▶ INSTRUCTION
Look through the data below and work out how many lines contain the string "JSON". Give the number alone.

--- start ---

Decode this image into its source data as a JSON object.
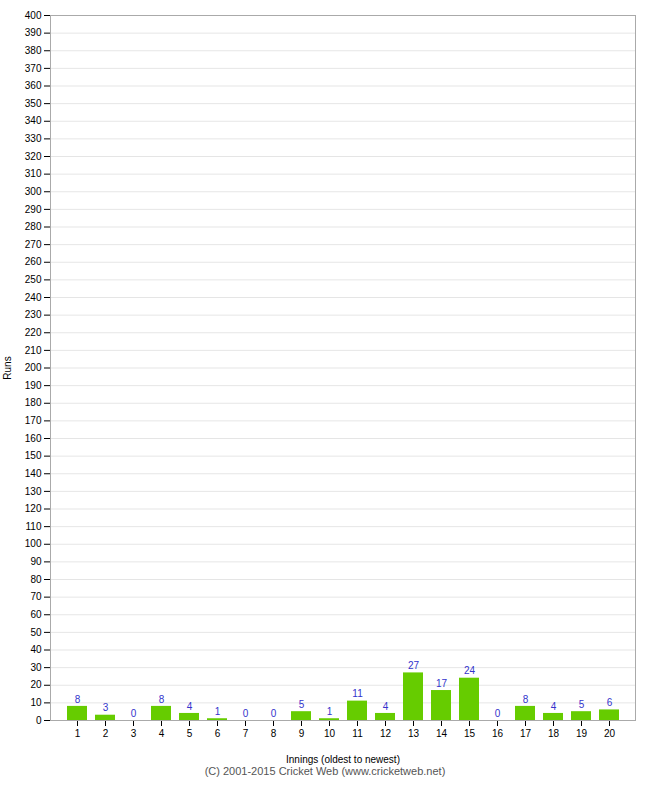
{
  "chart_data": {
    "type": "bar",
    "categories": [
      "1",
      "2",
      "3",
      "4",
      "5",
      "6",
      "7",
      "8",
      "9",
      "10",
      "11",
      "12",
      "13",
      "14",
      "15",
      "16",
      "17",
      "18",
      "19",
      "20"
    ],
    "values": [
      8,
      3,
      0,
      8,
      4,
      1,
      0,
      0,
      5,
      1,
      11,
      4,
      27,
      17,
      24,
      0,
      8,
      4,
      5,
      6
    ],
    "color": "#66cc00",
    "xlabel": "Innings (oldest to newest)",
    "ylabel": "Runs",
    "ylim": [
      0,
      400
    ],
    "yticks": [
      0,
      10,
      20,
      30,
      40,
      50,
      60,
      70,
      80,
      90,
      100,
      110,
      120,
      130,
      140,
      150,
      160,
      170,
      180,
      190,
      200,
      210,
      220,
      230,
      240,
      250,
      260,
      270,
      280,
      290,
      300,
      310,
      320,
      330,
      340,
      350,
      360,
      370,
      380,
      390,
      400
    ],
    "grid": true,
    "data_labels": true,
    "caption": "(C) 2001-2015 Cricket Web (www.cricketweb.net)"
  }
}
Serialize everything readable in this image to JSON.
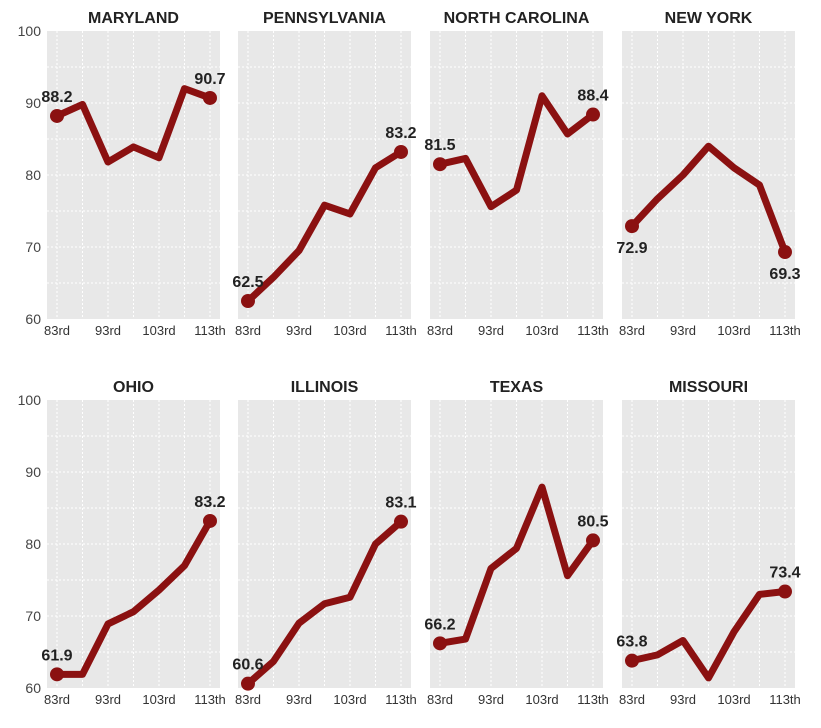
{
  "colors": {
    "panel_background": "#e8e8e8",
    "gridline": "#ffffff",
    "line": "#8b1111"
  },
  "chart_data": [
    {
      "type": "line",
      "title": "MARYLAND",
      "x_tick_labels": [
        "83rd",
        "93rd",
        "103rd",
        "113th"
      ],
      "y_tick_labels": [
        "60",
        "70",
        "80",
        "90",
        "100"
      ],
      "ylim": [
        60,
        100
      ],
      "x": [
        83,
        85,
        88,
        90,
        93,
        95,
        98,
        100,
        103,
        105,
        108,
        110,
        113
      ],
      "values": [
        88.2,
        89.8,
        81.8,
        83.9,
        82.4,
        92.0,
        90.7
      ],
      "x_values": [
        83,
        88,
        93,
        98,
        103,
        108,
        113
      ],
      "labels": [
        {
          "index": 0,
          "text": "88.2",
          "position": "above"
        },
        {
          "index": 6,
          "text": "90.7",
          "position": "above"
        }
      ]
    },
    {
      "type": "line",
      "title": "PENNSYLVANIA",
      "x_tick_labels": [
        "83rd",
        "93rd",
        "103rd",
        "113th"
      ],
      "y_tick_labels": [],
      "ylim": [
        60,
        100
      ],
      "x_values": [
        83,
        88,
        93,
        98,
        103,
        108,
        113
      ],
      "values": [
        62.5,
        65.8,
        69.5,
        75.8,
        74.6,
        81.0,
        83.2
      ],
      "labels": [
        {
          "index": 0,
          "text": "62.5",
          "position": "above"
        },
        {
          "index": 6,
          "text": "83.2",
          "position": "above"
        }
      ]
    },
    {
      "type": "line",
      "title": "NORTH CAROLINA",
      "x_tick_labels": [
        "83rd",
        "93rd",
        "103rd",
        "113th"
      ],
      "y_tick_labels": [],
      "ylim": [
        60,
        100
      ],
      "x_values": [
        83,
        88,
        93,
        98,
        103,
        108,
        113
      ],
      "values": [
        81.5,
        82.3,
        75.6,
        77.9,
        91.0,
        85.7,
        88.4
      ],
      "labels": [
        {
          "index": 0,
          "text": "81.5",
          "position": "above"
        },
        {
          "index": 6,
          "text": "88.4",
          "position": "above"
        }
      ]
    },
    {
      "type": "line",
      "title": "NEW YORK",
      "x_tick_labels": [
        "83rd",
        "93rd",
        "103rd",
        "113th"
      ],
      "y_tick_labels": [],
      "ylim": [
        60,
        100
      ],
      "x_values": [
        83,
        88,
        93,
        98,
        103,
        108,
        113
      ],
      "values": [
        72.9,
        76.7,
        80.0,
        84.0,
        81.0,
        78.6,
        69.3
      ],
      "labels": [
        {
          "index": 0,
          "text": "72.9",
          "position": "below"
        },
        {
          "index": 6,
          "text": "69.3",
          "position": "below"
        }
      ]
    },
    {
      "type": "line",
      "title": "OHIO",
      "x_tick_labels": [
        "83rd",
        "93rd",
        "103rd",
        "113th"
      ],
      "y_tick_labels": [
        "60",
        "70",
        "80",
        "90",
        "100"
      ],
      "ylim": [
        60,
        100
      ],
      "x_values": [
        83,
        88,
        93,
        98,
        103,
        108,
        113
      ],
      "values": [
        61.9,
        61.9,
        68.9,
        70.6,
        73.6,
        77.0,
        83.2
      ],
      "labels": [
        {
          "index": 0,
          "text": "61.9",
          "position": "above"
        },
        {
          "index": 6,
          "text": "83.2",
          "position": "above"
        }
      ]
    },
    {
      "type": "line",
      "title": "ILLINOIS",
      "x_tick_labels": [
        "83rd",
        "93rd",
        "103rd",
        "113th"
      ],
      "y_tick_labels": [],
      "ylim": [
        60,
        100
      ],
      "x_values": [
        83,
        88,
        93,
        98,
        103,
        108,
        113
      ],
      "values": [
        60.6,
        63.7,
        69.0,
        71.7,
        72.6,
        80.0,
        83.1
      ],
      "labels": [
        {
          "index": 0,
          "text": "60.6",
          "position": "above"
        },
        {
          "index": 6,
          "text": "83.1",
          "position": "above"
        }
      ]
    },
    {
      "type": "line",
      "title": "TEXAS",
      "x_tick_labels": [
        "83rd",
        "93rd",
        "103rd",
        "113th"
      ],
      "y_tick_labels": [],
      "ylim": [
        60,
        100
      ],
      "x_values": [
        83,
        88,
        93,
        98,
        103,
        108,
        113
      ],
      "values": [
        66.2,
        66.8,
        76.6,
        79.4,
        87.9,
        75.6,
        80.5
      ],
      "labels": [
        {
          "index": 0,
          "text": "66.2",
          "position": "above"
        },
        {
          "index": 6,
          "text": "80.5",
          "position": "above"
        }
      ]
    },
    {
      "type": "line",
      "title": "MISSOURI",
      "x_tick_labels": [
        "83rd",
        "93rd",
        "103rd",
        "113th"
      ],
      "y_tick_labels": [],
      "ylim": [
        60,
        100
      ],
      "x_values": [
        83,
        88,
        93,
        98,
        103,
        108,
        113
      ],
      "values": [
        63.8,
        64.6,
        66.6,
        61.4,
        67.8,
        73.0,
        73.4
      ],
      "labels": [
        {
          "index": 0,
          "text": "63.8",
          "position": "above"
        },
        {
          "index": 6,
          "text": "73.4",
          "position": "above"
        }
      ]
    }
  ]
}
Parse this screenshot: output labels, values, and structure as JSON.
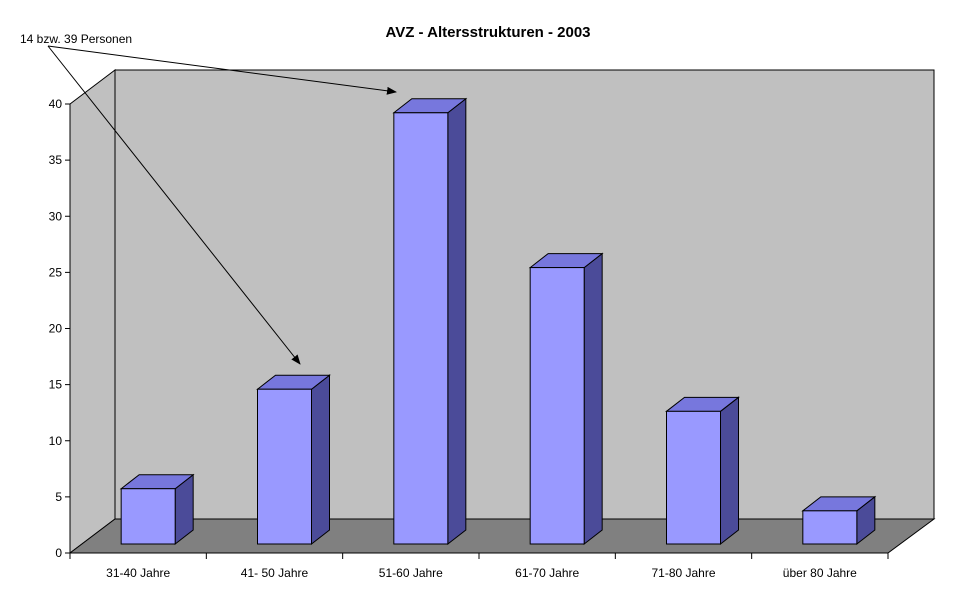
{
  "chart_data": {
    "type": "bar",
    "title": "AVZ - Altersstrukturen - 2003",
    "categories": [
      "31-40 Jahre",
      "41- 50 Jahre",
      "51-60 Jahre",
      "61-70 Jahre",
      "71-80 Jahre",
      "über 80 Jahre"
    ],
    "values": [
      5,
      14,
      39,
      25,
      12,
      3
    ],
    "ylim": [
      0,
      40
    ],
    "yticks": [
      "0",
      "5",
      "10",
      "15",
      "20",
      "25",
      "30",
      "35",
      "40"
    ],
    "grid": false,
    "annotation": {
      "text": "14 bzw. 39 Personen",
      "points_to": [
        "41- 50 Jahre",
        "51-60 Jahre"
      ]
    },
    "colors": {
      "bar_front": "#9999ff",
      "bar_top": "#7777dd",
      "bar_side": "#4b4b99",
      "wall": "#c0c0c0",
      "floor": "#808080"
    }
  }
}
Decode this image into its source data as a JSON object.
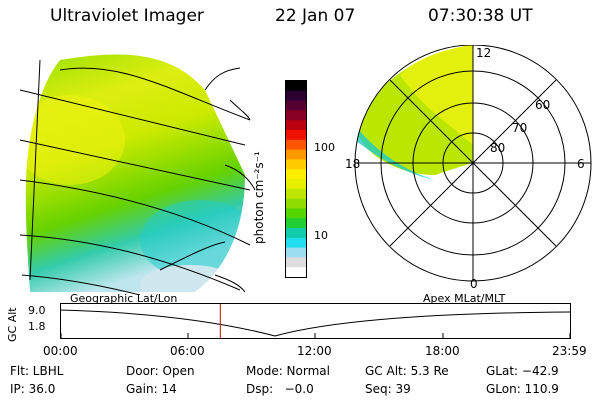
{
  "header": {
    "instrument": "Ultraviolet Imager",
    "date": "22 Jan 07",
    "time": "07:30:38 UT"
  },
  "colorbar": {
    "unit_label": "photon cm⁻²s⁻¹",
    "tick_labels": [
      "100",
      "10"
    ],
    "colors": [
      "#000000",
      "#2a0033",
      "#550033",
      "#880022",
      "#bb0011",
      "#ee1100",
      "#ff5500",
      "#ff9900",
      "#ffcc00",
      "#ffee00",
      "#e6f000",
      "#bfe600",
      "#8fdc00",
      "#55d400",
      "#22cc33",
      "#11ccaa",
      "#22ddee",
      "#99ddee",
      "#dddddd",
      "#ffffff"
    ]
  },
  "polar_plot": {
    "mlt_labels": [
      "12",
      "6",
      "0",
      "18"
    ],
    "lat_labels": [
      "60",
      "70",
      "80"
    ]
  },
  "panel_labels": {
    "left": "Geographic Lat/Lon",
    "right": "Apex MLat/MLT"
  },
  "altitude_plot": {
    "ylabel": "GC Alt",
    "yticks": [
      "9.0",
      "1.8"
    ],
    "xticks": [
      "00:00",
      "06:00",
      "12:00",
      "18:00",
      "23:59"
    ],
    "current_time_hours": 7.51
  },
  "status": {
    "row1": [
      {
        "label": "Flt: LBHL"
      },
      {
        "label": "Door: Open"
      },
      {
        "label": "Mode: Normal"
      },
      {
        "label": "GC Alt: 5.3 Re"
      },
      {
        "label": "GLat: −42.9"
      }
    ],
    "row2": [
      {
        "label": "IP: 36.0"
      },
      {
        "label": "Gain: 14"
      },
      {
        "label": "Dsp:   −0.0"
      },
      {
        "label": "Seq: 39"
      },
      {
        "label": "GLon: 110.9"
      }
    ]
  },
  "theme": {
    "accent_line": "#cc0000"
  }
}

--- end ---

▶ REPLY TO THE TASK
4